Below are the records; pull every line that includes "Output".

Rows from a figure dataset:

<<<<

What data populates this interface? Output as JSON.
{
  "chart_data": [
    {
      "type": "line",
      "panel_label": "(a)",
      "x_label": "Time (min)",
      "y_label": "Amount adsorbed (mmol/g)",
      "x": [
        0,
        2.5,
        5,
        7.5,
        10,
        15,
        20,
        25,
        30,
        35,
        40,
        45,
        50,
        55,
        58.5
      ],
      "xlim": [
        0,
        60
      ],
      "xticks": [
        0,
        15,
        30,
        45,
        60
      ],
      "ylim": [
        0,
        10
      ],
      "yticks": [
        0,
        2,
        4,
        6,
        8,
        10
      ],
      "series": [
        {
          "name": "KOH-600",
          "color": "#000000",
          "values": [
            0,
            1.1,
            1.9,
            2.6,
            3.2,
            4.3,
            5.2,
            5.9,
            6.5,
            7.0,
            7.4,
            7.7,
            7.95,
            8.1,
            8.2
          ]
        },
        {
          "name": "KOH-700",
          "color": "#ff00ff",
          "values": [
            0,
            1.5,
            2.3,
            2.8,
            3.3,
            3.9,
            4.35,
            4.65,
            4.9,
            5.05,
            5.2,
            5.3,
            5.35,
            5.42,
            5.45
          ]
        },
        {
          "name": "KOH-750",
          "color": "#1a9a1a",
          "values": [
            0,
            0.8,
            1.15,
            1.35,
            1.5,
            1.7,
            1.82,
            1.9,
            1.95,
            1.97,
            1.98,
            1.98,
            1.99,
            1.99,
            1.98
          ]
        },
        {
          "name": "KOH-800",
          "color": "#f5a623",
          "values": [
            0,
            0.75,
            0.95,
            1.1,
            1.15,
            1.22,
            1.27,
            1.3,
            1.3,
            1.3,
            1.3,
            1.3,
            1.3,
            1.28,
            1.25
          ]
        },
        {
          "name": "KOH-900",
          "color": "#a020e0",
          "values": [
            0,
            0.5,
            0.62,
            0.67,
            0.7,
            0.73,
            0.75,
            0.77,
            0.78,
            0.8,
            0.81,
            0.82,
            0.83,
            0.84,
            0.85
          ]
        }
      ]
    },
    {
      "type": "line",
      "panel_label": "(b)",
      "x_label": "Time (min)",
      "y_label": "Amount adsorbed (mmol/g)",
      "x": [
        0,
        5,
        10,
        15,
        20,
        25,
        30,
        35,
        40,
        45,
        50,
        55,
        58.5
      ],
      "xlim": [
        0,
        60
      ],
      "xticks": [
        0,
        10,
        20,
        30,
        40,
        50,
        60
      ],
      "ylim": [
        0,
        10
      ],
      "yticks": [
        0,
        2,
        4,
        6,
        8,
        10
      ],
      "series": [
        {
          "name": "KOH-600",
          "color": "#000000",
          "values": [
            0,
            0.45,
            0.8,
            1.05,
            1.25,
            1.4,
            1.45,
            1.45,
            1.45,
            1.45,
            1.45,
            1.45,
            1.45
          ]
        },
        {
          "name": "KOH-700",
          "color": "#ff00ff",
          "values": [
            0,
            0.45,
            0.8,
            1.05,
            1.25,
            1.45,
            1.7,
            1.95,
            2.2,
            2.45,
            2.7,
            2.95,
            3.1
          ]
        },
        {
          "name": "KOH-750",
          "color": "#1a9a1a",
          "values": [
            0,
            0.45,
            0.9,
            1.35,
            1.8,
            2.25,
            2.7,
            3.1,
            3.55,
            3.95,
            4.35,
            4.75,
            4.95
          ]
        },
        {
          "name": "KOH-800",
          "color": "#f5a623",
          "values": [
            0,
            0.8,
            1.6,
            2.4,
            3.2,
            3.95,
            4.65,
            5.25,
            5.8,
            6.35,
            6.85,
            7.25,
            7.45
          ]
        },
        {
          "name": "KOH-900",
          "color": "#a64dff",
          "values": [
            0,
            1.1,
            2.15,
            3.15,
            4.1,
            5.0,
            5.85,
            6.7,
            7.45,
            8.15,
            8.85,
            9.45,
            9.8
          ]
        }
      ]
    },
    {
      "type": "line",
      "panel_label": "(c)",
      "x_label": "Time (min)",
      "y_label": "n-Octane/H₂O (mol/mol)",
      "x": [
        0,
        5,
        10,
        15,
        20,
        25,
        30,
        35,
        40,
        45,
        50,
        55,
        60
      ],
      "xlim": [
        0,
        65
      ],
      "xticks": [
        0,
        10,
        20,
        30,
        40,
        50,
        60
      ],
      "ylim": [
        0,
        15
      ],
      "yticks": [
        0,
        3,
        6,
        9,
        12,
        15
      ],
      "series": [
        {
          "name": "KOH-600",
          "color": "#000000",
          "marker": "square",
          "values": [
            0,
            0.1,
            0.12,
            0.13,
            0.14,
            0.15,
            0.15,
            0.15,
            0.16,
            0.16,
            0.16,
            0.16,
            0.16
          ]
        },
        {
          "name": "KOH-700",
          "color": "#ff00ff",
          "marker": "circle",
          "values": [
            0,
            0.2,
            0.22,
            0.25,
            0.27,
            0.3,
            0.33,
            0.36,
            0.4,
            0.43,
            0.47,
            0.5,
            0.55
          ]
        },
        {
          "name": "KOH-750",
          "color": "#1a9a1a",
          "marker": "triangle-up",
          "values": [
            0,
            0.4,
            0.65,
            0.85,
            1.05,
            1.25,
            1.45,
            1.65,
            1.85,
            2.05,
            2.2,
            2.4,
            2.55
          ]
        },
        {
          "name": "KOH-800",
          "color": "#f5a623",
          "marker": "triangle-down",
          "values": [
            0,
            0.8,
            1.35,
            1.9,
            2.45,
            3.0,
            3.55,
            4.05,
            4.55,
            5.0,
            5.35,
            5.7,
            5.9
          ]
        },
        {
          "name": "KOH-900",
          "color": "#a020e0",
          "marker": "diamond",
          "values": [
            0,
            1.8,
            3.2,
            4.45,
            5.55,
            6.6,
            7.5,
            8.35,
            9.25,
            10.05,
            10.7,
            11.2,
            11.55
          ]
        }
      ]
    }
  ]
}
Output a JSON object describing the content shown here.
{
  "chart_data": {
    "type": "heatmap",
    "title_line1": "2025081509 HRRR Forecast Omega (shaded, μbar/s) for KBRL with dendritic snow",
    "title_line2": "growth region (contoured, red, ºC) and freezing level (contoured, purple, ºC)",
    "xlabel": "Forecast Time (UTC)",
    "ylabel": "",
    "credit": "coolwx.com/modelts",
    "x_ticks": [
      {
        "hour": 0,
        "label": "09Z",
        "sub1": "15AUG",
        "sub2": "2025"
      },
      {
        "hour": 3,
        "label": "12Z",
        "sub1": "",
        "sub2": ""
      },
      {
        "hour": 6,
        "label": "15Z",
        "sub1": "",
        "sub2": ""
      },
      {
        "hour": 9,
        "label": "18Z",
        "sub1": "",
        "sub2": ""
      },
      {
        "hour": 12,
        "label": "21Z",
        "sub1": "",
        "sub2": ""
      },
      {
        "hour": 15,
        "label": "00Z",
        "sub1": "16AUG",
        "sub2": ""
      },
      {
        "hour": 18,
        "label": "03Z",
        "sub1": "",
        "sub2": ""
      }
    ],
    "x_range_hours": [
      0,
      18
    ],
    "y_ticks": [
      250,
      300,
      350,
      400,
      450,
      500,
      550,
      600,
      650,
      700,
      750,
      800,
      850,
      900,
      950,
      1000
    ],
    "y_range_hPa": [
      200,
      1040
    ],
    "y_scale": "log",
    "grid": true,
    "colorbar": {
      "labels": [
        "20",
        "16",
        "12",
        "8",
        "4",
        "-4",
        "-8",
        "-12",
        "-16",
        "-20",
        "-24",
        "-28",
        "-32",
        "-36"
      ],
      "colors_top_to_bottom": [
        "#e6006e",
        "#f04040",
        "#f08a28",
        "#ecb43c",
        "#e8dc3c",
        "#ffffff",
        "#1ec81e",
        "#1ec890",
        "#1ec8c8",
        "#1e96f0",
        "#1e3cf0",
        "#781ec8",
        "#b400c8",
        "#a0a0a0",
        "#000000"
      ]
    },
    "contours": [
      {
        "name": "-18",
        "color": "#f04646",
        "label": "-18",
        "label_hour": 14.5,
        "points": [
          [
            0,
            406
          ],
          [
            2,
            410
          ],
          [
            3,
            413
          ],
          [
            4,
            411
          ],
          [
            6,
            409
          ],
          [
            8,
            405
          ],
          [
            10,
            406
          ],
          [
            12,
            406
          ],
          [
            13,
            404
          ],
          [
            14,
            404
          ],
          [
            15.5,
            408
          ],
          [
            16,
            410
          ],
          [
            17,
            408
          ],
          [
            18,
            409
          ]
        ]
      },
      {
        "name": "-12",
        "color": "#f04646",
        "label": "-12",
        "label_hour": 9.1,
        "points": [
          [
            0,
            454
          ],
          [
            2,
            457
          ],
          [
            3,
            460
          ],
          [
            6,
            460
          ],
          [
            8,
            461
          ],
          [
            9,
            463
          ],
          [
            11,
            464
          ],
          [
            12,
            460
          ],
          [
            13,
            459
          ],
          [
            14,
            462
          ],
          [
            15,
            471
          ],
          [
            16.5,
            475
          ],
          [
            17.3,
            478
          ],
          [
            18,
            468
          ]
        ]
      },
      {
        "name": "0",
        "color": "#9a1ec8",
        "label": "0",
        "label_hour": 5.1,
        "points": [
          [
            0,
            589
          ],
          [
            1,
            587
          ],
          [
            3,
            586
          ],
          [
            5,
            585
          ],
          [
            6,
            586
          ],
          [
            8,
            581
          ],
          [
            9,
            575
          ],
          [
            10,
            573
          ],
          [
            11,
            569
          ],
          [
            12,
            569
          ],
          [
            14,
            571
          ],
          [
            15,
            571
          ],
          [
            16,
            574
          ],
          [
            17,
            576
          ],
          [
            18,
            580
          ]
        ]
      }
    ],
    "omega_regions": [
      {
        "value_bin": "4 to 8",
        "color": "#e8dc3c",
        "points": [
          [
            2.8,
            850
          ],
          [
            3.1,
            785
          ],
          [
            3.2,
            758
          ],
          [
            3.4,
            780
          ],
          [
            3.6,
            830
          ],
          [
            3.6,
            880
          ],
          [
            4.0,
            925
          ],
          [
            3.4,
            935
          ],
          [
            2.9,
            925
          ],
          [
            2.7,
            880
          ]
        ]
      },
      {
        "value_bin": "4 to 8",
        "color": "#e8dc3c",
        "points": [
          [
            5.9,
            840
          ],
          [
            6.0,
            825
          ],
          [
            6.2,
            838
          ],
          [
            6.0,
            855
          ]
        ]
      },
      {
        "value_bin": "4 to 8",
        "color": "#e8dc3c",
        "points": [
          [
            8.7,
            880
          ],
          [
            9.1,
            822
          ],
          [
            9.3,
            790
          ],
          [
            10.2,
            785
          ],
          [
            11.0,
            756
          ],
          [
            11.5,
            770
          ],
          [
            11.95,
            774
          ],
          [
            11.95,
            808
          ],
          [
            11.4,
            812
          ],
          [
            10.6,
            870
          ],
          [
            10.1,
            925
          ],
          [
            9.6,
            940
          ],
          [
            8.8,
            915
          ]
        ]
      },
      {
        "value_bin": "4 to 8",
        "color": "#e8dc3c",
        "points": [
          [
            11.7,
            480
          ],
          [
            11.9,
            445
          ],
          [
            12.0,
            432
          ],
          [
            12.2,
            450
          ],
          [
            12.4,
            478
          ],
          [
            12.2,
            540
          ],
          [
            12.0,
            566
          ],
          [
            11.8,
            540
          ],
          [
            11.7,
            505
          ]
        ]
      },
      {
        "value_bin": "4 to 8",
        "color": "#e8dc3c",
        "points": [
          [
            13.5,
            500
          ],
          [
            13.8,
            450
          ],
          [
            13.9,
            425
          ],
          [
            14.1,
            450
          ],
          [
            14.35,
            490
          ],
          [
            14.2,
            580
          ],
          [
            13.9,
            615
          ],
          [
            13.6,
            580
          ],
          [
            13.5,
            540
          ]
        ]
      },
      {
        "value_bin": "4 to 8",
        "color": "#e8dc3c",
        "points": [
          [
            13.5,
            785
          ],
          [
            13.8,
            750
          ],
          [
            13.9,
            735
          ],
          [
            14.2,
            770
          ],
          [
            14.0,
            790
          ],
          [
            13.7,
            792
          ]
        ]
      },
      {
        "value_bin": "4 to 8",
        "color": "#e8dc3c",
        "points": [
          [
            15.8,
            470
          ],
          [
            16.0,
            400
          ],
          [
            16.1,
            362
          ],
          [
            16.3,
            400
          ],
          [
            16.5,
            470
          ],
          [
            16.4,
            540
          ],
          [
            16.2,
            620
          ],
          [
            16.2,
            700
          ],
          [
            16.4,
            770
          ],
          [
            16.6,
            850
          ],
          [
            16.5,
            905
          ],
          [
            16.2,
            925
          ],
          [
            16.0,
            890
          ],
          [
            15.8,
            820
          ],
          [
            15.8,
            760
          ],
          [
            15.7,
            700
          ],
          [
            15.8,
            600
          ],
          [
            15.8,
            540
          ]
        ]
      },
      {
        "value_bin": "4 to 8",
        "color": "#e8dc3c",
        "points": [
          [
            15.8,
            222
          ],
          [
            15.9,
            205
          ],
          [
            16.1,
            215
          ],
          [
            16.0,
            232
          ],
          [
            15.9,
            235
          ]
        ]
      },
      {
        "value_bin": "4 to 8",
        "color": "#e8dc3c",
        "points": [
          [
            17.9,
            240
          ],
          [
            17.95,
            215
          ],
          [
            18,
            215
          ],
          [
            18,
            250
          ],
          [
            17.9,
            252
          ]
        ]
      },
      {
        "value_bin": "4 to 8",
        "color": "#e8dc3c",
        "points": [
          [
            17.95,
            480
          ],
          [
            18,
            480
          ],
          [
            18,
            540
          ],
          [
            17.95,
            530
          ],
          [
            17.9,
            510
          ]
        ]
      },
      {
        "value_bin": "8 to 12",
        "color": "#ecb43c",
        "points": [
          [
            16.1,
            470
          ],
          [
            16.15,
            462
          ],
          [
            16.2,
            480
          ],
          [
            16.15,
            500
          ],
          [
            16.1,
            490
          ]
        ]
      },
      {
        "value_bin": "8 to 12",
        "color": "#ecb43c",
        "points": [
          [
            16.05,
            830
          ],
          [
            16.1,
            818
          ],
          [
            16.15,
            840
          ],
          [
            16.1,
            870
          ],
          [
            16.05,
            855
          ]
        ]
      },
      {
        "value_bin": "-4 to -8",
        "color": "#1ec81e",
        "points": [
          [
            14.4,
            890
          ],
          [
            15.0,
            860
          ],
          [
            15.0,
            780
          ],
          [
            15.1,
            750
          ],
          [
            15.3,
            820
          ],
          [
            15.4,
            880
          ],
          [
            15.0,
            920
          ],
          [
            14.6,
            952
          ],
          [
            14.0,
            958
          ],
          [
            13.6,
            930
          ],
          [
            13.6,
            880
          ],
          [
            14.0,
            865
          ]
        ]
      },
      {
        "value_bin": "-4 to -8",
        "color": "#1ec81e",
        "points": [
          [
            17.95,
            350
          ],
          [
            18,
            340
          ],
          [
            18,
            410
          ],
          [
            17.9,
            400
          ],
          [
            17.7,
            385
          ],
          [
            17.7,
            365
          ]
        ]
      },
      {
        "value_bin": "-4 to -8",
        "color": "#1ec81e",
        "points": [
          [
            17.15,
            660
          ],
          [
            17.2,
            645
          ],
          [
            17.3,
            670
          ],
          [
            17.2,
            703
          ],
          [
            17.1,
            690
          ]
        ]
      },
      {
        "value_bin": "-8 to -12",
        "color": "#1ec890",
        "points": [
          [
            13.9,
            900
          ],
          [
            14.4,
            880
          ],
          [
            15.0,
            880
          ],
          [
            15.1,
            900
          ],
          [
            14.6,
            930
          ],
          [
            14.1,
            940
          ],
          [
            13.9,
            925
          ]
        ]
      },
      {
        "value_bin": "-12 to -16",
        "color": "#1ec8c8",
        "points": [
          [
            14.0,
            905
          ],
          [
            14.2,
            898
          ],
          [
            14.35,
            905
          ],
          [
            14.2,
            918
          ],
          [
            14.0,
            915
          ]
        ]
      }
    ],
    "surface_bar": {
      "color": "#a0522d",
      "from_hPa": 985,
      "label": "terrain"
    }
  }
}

>>>>

Solved exercise:
What data populates this interface? Output as JSON.
Output a JSON object describing the content shown here.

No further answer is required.